Text passage

⁂

Called from `lib.rs`:

```rust
foo::register_module(m)?;
```

### Why this pattern?

| Concern | Where it lives |
|---|---|
| Business logic | Trait default methods (`BaseFoo`) |
| Storage contract | Trait required methods |
| Rust-only API | `impl Foo` (constructors, I/O) |
| Python API | `#[pymethods] impl PyFoo` (thin wrappers) |
| Error conversion, Python types | PyFoo's pymethods only |

- **One source of truth for logic**: changing a trait default method updates both Rust and Python.
- **Pure Rust is first-class**: `Foo` works without Python; downstream Rust crates depend on it.
- **Thin Python layer**: PyFoo methods are ~1-line delegations, minimizing binding bugs.
- **Performance exception**: For performance-critical methods (e.g., `PyHiddenMarkovModel::predict`), the `#[pymethods]` block may override the trait default with a specialized implementation that avoids PyO3 conversion overhead (zero-copy string access, pre-encoded flat arrays, etc.).
- **Testable at both levels**: `cargo test` covers `Foo`; `pytest` covers `PyFoo`.

## Benchmarking

Benchmark scripts live in `benchmarks/` to compare Rustling vs Python implementations.
See `benchmarks/README.md`.

## Conventions

- **Rust docstrings**: Use `///` for public items, `//!` for module-level docs
- **Rust code style**: Must pass `cargo fmt` and `cargo clippy` (enforced by GitHub Actions CI)
- **Python code style**: Must pass `black` and `flake8` for `python/rustling/` and `benchmarks/` (enforced by GitHub Actions CI)
- **Python docstrings**: Use Google style
- **Type stubs**: `.pyi` files mirror the Python package structure
- **Tests**: Rust tests are inline (`#[cfg(test)]`), Python tests in `python/tests/`

## CI/CD

CI/CD is on GitHub Actions, see `.github/workflows/`.
All jobs that build Rust code install **flatc v25.12.19** (FlatBuffers compiler)
before the build step, since `build.rs` invokes `flatc` to generate Rust code
from `.fbs` schemas.

- **python.yml**: Runs on push/PR. Lint job uses `uvx`, test job runs pytest across Python 3.10-3.14
- **rust.yml**: Runs on push/PR. Format check, clippy, and `cargo test` (requires Python for linking)
- **release.yml**: Triggered on GitHub release. Builds wheels for Linux/macOS/Windows and publishes to PyPI and crates.io

## Release Process

1. Update version in `Cargo.toml` and `pyproject.toml`.
2. Create a GitHub release.
3. CI automatically publishes to PyPI (trusted publishing) and crates.io (also trusted publishing).

⁂

Task to carry out
Answer these questions from the development guide, one answer per line, numbered to match:
1. Where does the Python API live?
2. Where are the Python tests kept?
3. Which version of flatc do the jobs that build Rust code install?
The listing is not needed for this work.

⁂

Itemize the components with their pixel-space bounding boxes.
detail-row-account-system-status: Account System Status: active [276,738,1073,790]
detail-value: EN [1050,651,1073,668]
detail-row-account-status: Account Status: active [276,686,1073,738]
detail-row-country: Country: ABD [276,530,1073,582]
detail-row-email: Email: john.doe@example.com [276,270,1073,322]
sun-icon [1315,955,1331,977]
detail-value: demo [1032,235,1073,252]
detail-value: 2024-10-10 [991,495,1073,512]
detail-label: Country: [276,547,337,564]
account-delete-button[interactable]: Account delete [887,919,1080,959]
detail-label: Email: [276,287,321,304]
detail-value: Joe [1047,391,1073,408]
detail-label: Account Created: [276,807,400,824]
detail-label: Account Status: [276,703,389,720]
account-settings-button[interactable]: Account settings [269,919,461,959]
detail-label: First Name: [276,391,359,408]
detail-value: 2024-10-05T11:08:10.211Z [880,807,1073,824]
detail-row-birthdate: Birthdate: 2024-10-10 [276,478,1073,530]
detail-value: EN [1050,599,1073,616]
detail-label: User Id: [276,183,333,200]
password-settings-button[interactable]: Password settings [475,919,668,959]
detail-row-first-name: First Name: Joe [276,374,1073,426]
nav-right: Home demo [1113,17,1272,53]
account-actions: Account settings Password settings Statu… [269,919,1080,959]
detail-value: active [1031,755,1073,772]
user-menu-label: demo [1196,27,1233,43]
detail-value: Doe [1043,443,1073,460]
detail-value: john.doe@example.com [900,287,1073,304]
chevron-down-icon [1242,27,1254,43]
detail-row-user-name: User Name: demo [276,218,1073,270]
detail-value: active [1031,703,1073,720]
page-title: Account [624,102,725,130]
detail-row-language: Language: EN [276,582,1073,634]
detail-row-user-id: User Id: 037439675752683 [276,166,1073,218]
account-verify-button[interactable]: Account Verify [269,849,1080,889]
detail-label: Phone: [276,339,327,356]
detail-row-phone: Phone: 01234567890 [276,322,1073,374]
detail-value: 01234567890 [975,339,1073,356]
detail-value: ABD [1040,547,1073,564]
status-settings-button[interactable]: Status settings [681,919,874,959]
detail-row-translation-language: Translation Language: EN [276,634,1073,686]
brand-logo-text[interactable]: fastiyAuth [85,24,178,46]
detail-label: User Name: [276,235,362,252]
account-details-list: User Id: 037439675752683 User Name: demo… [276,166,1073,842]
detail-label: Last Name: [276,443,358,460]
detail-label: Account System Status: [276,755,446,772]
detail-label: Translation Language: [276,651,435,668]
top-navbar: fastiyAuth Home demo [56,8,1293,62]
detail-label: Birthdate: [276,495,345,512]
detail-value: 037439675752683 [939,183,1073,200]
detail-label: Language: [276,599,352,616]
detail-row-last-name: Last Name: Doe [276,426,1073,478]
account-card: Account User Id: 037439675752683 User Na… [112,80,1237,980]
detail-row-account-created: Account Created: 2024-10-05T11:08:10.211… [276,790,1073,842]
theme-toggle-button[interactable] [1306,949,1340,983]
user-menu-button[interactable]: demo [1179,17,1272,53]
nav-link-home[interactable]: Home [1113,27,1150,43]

⁂

Exercise result
1. In `#[pymethods] impl PyFoo` (thin wrappers).
2. In `python/tests/`.
3. Version v25.12.19.